Extracted data entries
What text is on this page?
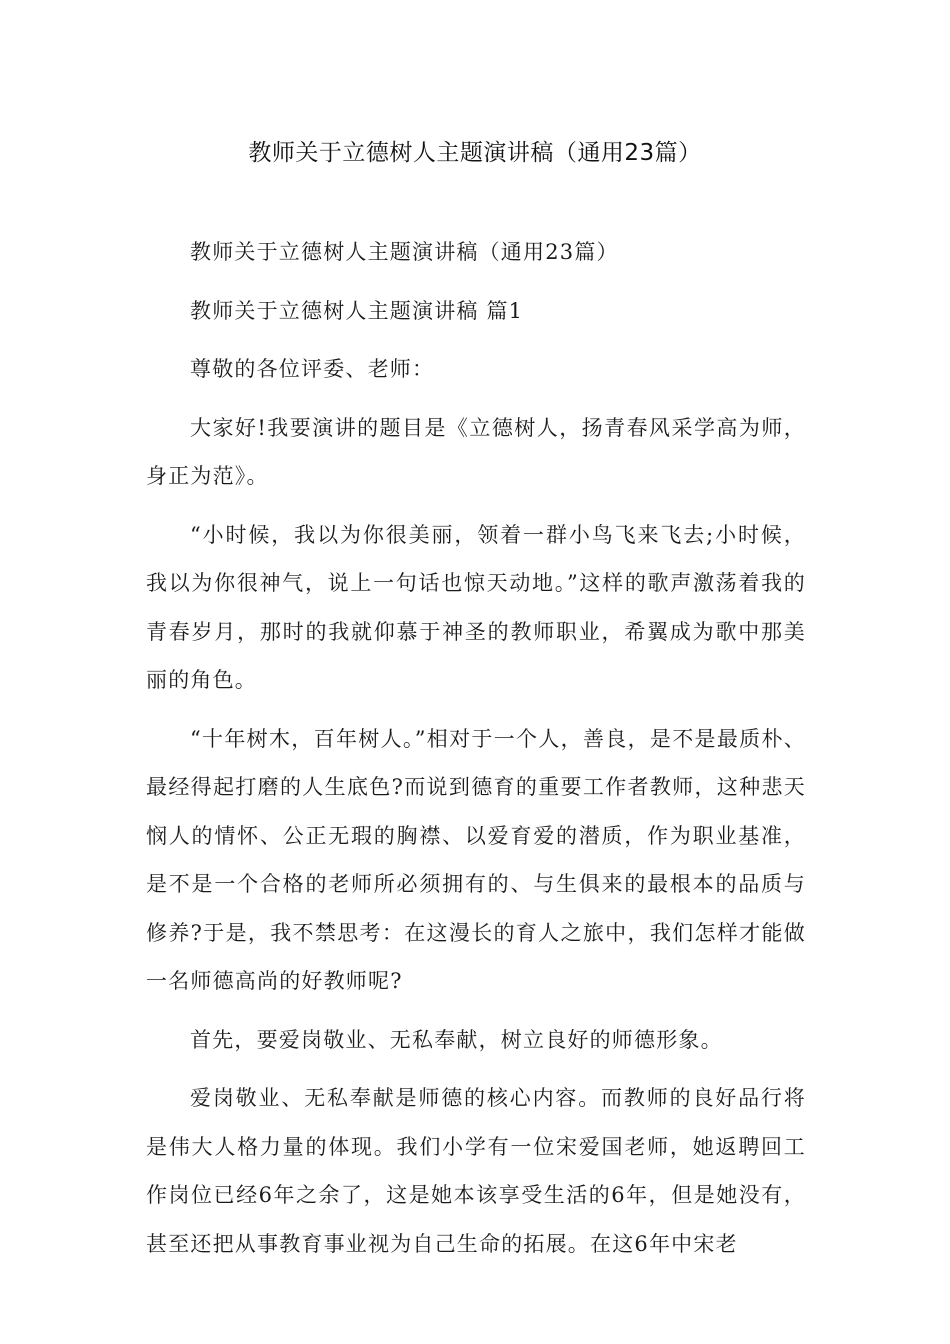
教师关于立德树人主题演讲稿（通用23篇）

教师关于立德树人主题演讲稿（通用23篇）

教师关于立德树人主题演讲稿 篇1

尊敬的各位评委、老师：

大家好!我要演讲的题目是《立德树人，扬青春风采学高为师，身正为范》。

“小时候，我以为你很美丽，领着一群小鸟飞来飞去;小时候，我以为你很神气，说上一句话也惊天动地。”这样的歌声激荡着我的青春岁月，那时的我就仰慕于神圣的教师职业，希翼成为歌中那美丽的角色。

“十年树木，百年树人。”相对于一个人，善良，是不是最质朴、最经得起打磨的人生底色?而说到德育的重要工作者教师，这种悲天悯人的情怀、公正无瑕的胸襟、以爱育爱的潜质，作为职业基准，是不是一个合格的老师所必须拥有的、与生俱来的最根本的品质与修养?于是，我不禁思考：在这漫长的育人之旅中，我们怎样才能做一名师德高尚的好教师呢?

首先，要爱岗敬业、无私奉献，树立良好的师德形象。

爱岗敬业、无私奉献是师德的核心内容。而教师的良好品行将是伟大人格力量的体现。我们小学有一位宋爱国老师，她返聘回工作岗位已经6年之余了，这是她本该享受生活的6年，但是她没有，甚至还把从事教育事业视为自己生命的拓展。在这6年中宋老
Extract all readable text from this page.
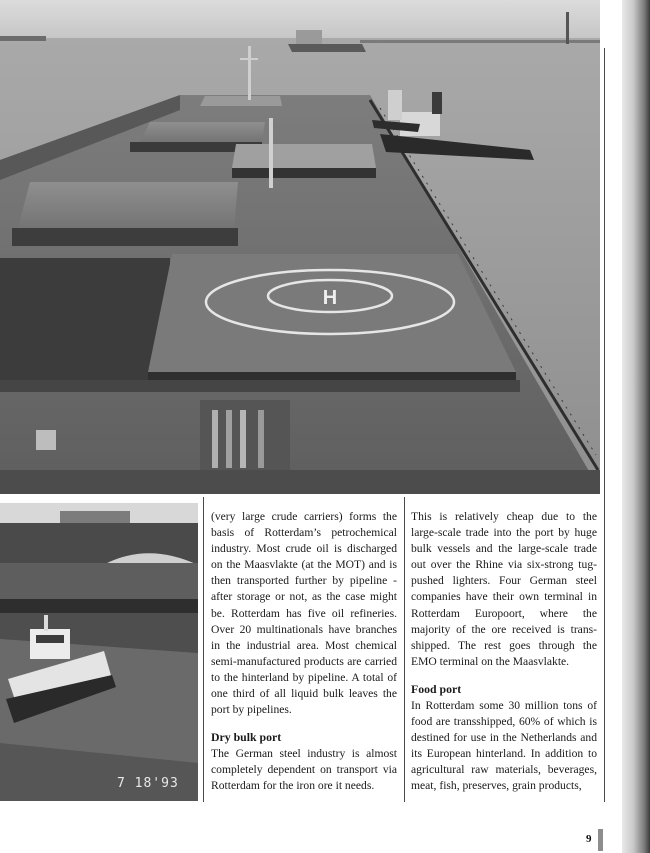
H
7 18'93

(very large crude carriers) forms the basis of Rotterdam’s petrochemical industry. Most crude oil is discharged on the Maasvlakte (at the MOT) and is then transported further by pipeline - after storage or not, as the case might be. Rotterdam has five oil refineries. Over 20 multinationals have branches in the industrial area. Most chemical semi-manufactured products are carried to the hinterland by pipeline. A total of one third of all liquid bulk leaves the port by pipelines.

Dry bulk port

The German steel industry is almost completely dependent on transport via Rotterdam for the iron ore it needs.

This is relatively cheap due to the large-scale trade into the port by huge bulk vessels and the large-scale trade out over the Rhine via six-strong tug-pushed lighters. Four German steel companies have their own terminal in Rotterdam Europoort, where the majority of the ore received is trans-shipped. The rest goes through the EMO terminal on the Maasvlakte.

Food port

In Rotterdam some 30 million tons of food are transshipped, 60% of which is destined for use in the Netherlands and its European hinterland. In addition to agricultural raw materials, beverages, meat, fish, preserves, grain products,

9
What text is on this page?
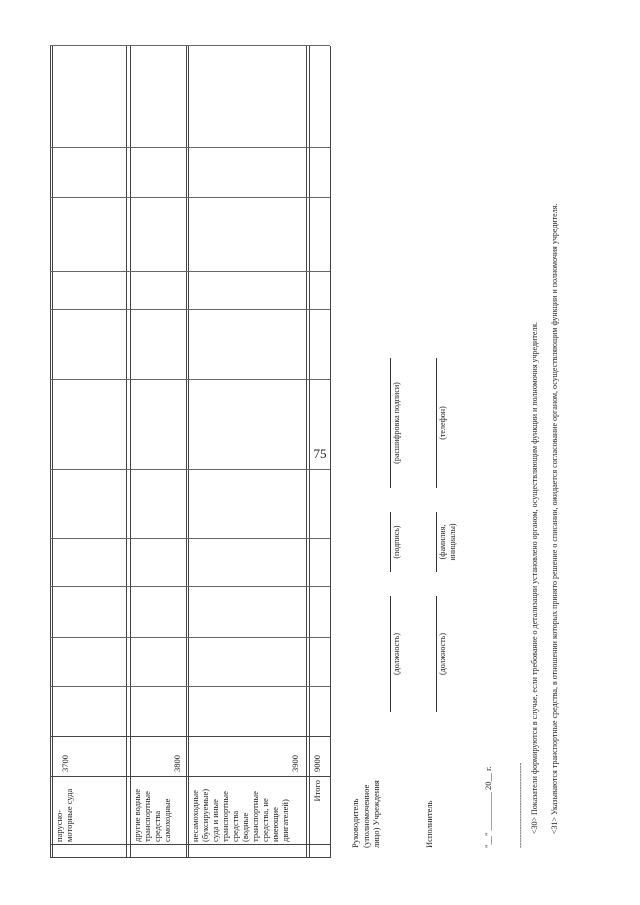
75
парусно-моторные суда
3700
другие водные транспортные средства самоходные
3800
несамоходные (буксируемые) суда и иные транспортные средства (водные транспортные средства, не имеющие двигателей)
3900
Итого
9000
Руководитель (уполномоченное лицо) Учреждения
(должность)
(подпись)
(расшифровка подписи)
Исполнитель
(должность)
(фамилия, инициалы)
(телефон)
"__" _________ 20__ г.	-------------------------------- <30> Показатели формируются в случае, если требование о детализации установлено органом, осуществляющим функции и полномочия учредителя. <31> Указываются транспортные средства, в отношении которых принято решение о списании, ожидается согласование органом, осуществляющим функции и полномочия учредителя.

◆ **DIRECTION**
Wherever a line in the data above holds "суда", copy that line.

◆ **OUTPUT BELOW**
парусно-моторные суда
несамоходные (буксируемые) суда и иные транспортные средства (водные транспортные средства, не имеющие двигателей)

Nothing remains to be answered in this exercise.